▸ **To do**
In the data below, restate exactly the lines from the one with "Parse this screenshot: output" to the final line, both included, but not the pictures.

— begin Data provided —

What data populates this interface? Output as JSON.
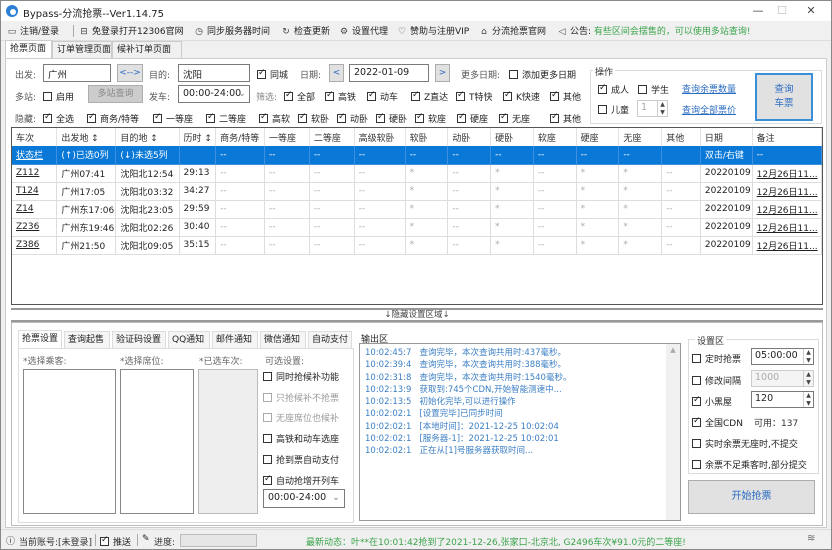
{
  "window": {
    "title": "Bypass-分流抢票--Ver1.14.75",
    "minimize": "—",
    "maximize": "☐",
    "close": "✕"
  },
  "menu": {
    "items": [
      {
        "icon": "monitor-icon",
        "glyph": "🖵",
        "label": "注销/登录"
      },
      {
        "icon": "browser-icon",
        "glyph": "⊟",
        "label": "免登录打开12306官网"
      },
      {
        "icon": "clock-icon",
        "glyph": "◷",
        "label": "同步服务器时间"
      },
      {
        "icon": "refresh-icon",
        "glyph": "↻",
        "label": "检查更新"
      },
      {
        "icon": "gear-icon",
        "glyph": "⚙",
        "label": "设置代理"
      },
      {
        "icon": "heart-icon",
        "glyph": "♡",
        "label": "赞助与注册VIP"
      },
      {
        "icon": "home-icon",
        "glyph": "⌂",
        "label": "分流抢票官网"
      },
      {
        "icon": "speaker-icon",
        "glyph": "🔈",
        "label": "公告:"
      }
    ],
    "notice": "有些区间会摆售的，可以使用多站查询!"
  },
  "main_tabs": [
    "抢票页面",
    "订单管理页面",
    "候补订单页面"
  ],
  "query": {
    "from_label": "出发:",
    "from_value": "广州",
    "swap_button": "<-->",
    "to_label": "目的:",
    "to_value": "沈阳",
    "same_city_label": "同城",
    "same_city_checked": true,
    "date_label": "日期:",
    "date_prev": "<",
    "date_value": "2022-01-09",
    "date_next": ">",
    "more_dates_label": "更多日期:",
    "add_more_dates_label": "添加更多日期",
    "add_more_dates_checked": false,
    "multi_label": "多站:",
    "multi_enable_label": "启用",
    "multi_enable_checked": false,
    "multi_query_button": "多站查询",
    "depart_label": "发车:",
    "depart_value": "00:00-24:00",
    "filter_label": "筛选:",
    "filters": [
      {
        "label": "全部",
        "checked": true
      },
      {
        "label": "高铁",
        "checked": true
      },
      {
        "label": "动车",
        "checked": true
      },
      {
        "label": "Z直达",
        "checked": true
      },
      {
        "label": "T特快",
        "checked": true
      },
      {
        "label": "K快速",
        "checked": true
      },
      {
        "label": "其他",
        "checked": true
      }
    ],
    "hide_label": "隐藏:",
    "hide_options": [
      {
        "label": "全选",
        "checked": true
      },
      {
        "label": "商务/特等",
        "checked": true
      },
      {
        "label": "一等座",
        "checked": true
      },
      {
        "label": "二等座",
        "checked": true
      },
      {
        "label": "高软",
        "checked": true
      },
      {
        "label": "软卧",
        "checked": true
      },
      {
        "label": "动卧",
        "checked": true
      },
      {
        "label": "硬卧",
        "checked": true
      },
      {
        "label": "软座",
        "checked": true
      },
      {
        "label": "硬座",
        "checked": true
      },
      {
        "label": "无座",
        "checked": true
      },
      {
        "label": "其他",
        "checked": true
      }
    ]
  },
  "operation": {
    "title": "操作",
    "adult_label": "成人",
    "adult_checked": true,
    "student_label": "学生",
    "student_checked": false,
    "child_label": "儿童",
    "child_checked": false,
    "child_count": "1",
    "query_remaining_link": "查询余票数量",
    "query_prices_link": "查询全部票价",
    "query_button_line1": "查询",
    "query_button_line2": "车票"
  },
  "table": {
    "columns": [
      "车次",
      "出发地 ↕",
      "目的地 ↕",
      "历时 ↕",
      "商务/特等",
      "一等座",
      "二等座",
      "高级软卧",
      "软卧",
      "动卧",
      "硬卧",
      "软座",
      "硬座",
      "无座",
      "其他",
      "日期",
      "备注"
    ],
    "status_row": [
      "状态栏",
      "(↑)已选0列",
      "(↓)未选5列",
      "",
      "--",
      "--",
      "--",
      "--",
      "--",
      "--",
      "--",
      "--",
      "--",
      "--",
      "",
      "双击/右键",
      "--"
    ],
    "rows": [
      [
        "Z112",
        "广州07:41",
        "沈阳北12:54",
        "29:13",
        "--",
        "--",
        "--",
        "--",
        "*",
        "--",
        "*",
        "--",
        "*",
        "*",
        "--",
        "20220109",
        "12月26日11..."
      ],
      [
        "T124",
        "广州17:05",
        "沈阳北03:32",
        "34:27",
        "--",
        "--",
        "--",
        "--",
        "*",
        "--",
        "*",
        "--",
        "*",
        "*",
        "--",
        "20220109",
        "12月26日11..."
      ],
      [
        "Z14",
        "广州东17:06",
        "沈阳北23:05",
        "29:59",
        "--",
        "--",
        "--",
        "--",
        "*",
        "--",
        "*",
        "--",
        "*",
        "*",
        "--",
        "20220109",
        "12月26日11..."
      ],
      [
        "Z236",
        "广州东19:46",
        "沈阳北02:26",
        "30:40",
        "--",
        "--",
        "--",
        "--",
        "*",
        "--",
        "*",
        "--",
        "*",
        "*",
        "--",
        "20220109",
        "12月26日11..."
      ],
      [
        "Z386",
        "广州21:50",
        "沈阳北09:05",
        "35:15",
        "--",
        "--",
        "--",
        "--",
        "*",
        "--",
        "*",
        "--",
        "*",
        "*",
        "--",
        "20220109",
        "12月26日11..."
      ]
    ]
  },
  "divider_label": "↓隐藏设置区域↓",
  "bottom_tabs": [
    "抢票设置",
    "查询起售",
    "验证码设置",
    "QQ通知",
    "邮件通知",
    "微信通知",
    "自动支付"
  ],
  "settings_panel": {
    "passengers_label": "*选择乘客:",
    "seats_label": "*选择席位:",
    "selected_trains_label": "*已选车次:",
    "optional_label": "可选设置:",
    "options": [
      {
        "label": "同时抢候补功能",
        "checked": false,
        "disabled": false
      },
      {
        "label": "只抢候补不抢票",
        "checked": false,
        "disabled": true
      },
      {
        "label": "无座席位也候补",
        "checked": false,
        "disabled": true
      },
      {
        "label": "高铁和动车选座",
        "checked": false,
        "disabled": false
      },
      {
        "label": "抢到票自动支付",
        "checked": false,
        "disabled": false
      },
      {
        "label": "自动抢增开列车",
        "checked": true,
        "disabled": false
      }
    ],
    "time_range": "00:00-24:00"
  },
  "output": {
    "title": "输出区",
    "lines": [
      {
        "time": "10:02:45:7",
        "text": "查询完毕，本次查询共用时:437毫秒。"
      },
      {
        "time": "10:02:39:4",
        "text": "查询完毕，本次查询共用时:388毫秒。"
      },
      {
        "time": "10:02:31:8",
        "text": "查询完毕，本次查询共用时:1540毫秒。"
      },
      {
        "time": "10:02:13:9",
        "text": "获取到:745个CDN,开始智能测速中..."
      },
      {
        "time": "10:02:13:5",
        "text": "初始化完毕,可以进行操作"
      },
      {
        "time": "10:02:02:1",
        "text": "[设置完毕]已同步时间"
      },
      {
        "time": "10:02:02:1",
        "text": "[本地时间]：2021-12-25 10:02:04"
      },
      {
        "time": "10:02:02:1",
        "text": "[服务器-1]：2021-12-25 10:02:01"
      },
      {
        "time": "10:02:02:1",
        "text": "正在从[1]号服务器获取时间..."
      }
    ]
  },
  "settings_area": {
    "title": "设置区",
    "timed_label": "定时抢票",
    "timed_checked": false,
    "timed_value": "05:00:00",
    "interval_label": "修改间隔",
    "interval_checked": false,
    "interval_value": "1000",
    "blackroom_label": "小黑屋",
    "blackroom_checked": true,
    "blackroom_value": "120",
    "cdn_label": "全国CDN",
    "cdn_checked": true,
    "cdn_available": "可用：137",
    "no_seat_label": "实时余票无座时,不提交",
    "no_seat_checked": false,
    "partial_label": "余票不足乘客时,部分提交",
    "partial_checked": false,
    "start_button": "开始抢票"
  },
  "statusbar": {
    "account": "当前账号:[未登录]",
    "push_label": "推送",
    "progress_label": "进度:",
    "progress": 0,
    "news": "最新动态：叶**在10:01:42抢到了2021-12-26,张家口-北京北, G2496车次¥91.0元的二等座!"
  }
}
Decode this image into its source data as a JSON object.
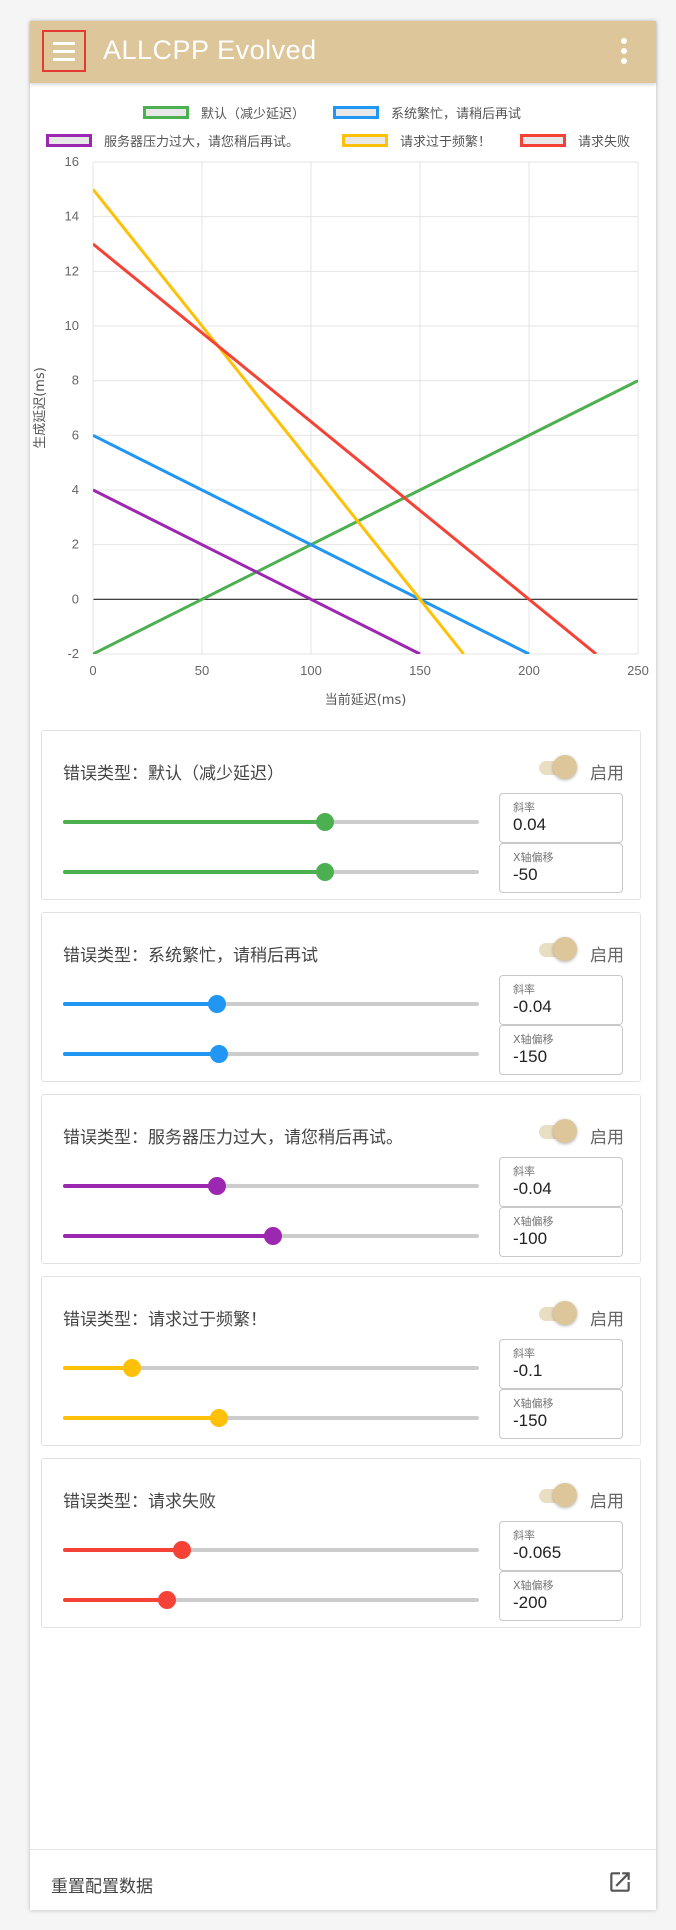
{
  "app": {
    "title": "ALLCPP Evolved"
  },
  "chart_data": {
    "type": "line",
    "xlabel": "当前延迟(ms)",
    "ylabel": "生成延迟(ms)",
    "xlim": [
      0,
      250
    ],
    "ylim": [
      -2,
      16
    ],
    "x_ticks": [
      0,
      50,
      100,
      150,
      200,
      250
    ],
    "y_ticks": [
      -2,
      0,
      2,
      4,
      6,
      8,
      10,
      12,
      14,
      16
    ],
    "grid": true,
    "legend": "top",
    "series": [
      {
        "name": "默认（减少延迟）",
        "color": "#4caf50",
        "slope": 0.04,
        "offset": -50,
        "points": [
          [
            0,
            -2
          ],
          [
            250,
            8
          ]
        ]
      },
      {
        "name": "系统繁忙，请稍后再试",
        "color": "#2196f3",
        "slope": -0.04,
        "offset": -150,
        "points": [
          [
            0,
            6
          ],
          [
            200,
            -2
          ]
        ]
      },
      {
        "name": "服务器压力过大，请您稍后再试。",
        "color": "#9c27b0",
        "slope": -0.04,
        "offset": -100,
        "points": [
          [
            0,
            4
          ],
          [
            150,
            -2
          ]
        ]
      },
      {
        "name": "请求过于频繁！",
        "color": "#ffc107",
        "slope": -0.1,
        "offset": -150,
        "points": [
          [
            0,
            15
          ],
          [
            170,
            -2
          ]
        ]
      },
      {
        "name": "请求失败",
        "color": "#f44336",
        "slope": -0.065,
        "offset": -200,
        "points": [
          [
            0,
            13
          ],
          [
            230.77,
            -2
          ]
        ]
      }
    ]
  },
  "cards": [
    {
      "title": "错误类型：默认（减少延迟）",
      "enabled_label": "启用",
      "enabled": true,
      "color": "#4caf50",
      "slope_label": "斜率",
      "slope_value": "0.04",
      "offset_label": "X轴偏移",
      "offset_value": "-50",
      "slope_slider": 0.63,
      "offset_slider": 0.63
    },
    {
      "title": "错误类型：系统繁忙，请稍后再试",
      "enabled_label": "启用",
      "enabled": true,
      "color": "#2196f3",
      "slope_label": "斜率",
      "slope_value": "-0.04",
      "offset_label": "X轴偏移",
      "offset_value": "-150",
      "slope_slider": 0.37,
      "offset_slider": 0.375
    },
    {
      "title": "错误类型：服务器压力过大，请您稍后再试。",
      "enabled_label": "启用",
      "enabled": true,
      "color": "#9c27b0",
      "slope_label": "斜率",
      "slope_value": "-0.04",
      "offset_label": "X轴偏移",
      "offset_value": "-100",
      "slope_slider": 0.37,
      "offset_slider": 0.505
    },
    {
      "title": "错误类型：请求过于频繁！",
      "enabled_label": "启用",
      "enabled": true,
      "color": "#ffc107",
      "slope_label": "斜率",
      "slope_value": "-0.1",
      "offset_label": "X轴偏移",
      "offset_value": "-150",
      "slope_slider": 0.165,
      "offset_slider": 0.375
    },
    {
      "title": "错误类型：请求失败",
      "enabled_label": "启用",
      "enabled": true,
      "color": "#f44336",
      "slope_label": "斜率",
      "slope_value": "-0.065",
      "offset_label": "X轴偏移",
      "offset_value": "-200",
      "slope_slider": 0.285,
      "offset_slider": 0.25
    }
  ],
  "footer": {
    "reset_label": "重置配置数据"
  }
}
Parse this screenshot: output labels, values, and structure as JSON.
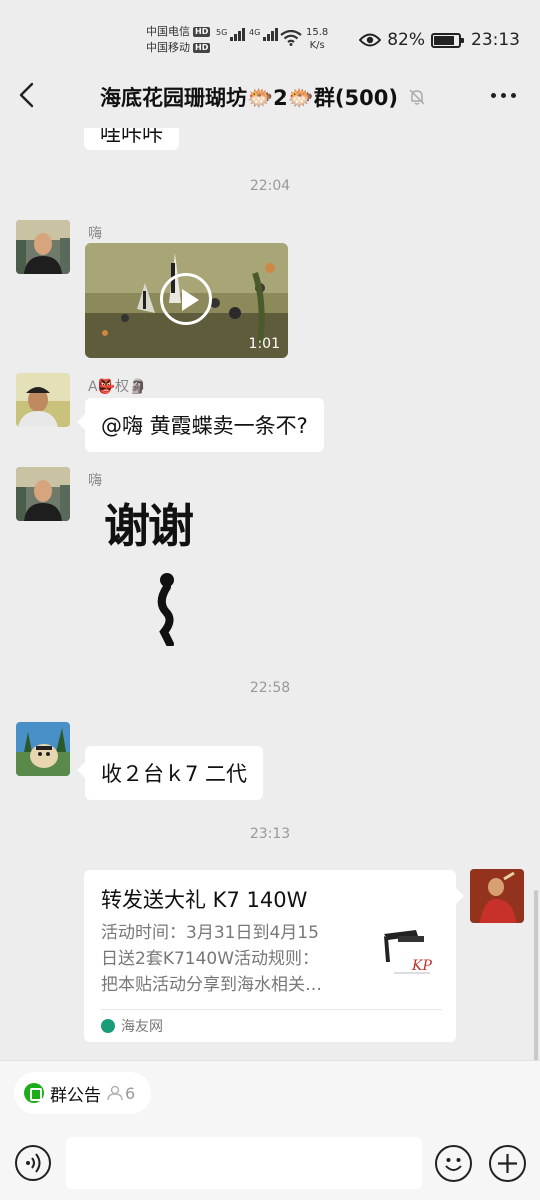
{
  "status_bar": {
    "carrier1": "中国电信",
    "carrier2": "中国移动",
    "hd": "HD",
    "net1": "5G",
    "net2": "4G",
    "speed_value": "15.8",
    "speed_unit": "K/s",
    "battery_percent": "82%",
    "battery_level": 0.82,
    "time": "23:13"
  },
  "header": {
    "title": "海底花园珊瑚坊🐡2🐡群(500)",
    "back_icon": "chevron-left-icon",
    "mute_icon": "bell-off-icon",
    "more_icon": "more-dots-icon"
  },
  "messages": {
    "partial_text": "哇咔咔",
    "ts1": "22:04",
    "m1_sender": "嗨",
    "m1_video_duration": "1:01",
    "m2_sender": "A👺权🗿",
    "m2_text": "@嗨  黄霞蝶卖一条不?",
    "m3_sender": "嗨",
    "m3_sticker_text": "谢谢",
    "ts2": "22:58",
    "m4_text": "收２台ｋ7 二代",
    "ts3": "23:13",
    "card": {
      "title": "转发送大礼 K7 140W",
      "desc_line1": "活动时间：3月31日到4月15",
      "desc_line2": "日送2套K7140W活动规则：",
      "desc_line3": "把本贴活动分享到海水相关…",
      "source": "海友网"
    }
  },
  "bottom": {
    "notice_label": "群公告",
    "notice_count": "6"
  },
  "colors": {
    "background": "#ededed",
    "bubble": "#ffffff",
    "accent_green": "#1aad19"
  }
}
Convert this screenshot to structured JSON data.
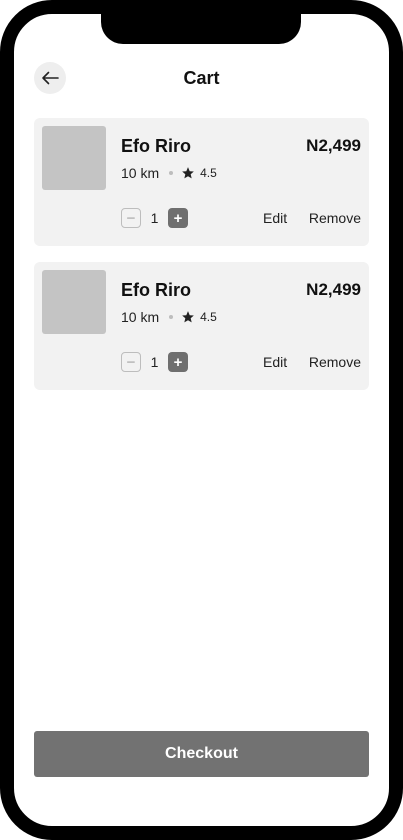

— end Data provided —

▸ **Result of the exercise**
Parse this screenshot: output labels, values, and structure as JSON.
{
  "status_bar": {
    "carrier1": "中国电信",
    "carrier2": "中国移动",
    "hd": "HD",
    "net1": "5G",
    "net2": "4G",
    "speed_value": "15.8",
    "speed_unit": "K/s",
    "battery_percent": "82%",
    "battery_level": 0.82,
    "time": "23:13"
  },
  "header": {
    "title": "海底花园珊瑚坊🐡2🐡群(500)",
    "back_icon": "chevron-left-icon",
    "mute_icon": "bell-off-icon",
    "more_icon": "more-dots-icon"
  },
  "messages": {
    "partial_text": "哇咔咔",
    "ts1": "22:04",
    "m1_sender": "嗨",
    "m1_video_duration": "1:01",
    "m2_sender": "A👺权🗿",
    "m2_text": "@嗨  黄霞蝶卖一条不?",
    "m3_sender": "嗨",
    "m3_sticker_text": "谢谢",
    "ts2": "22:58",
    "m4_text": "收２台ｋ7 二代",
    "ts3": "23:13",
    "card": {
      "title": "转发送大礼 K7 140W",
      "desc_line1": "活动时间：3月31日到4月15",
      "desc_line2": "日送2套K7140W活动规则：",
      "desc_line3": "把本贴活动分享到海水相关…",
      "source": "海友网"
    }
  },
  "bottom": {
    "notice_label": "群公告",
    "notice_count": "6"
  },
  "colors": {
    "background": "#ededed",
    "bubble": "#ffffff",
    "accent_green": "#1aad19"
  }
}
Convert this screenshot to structured JSON data.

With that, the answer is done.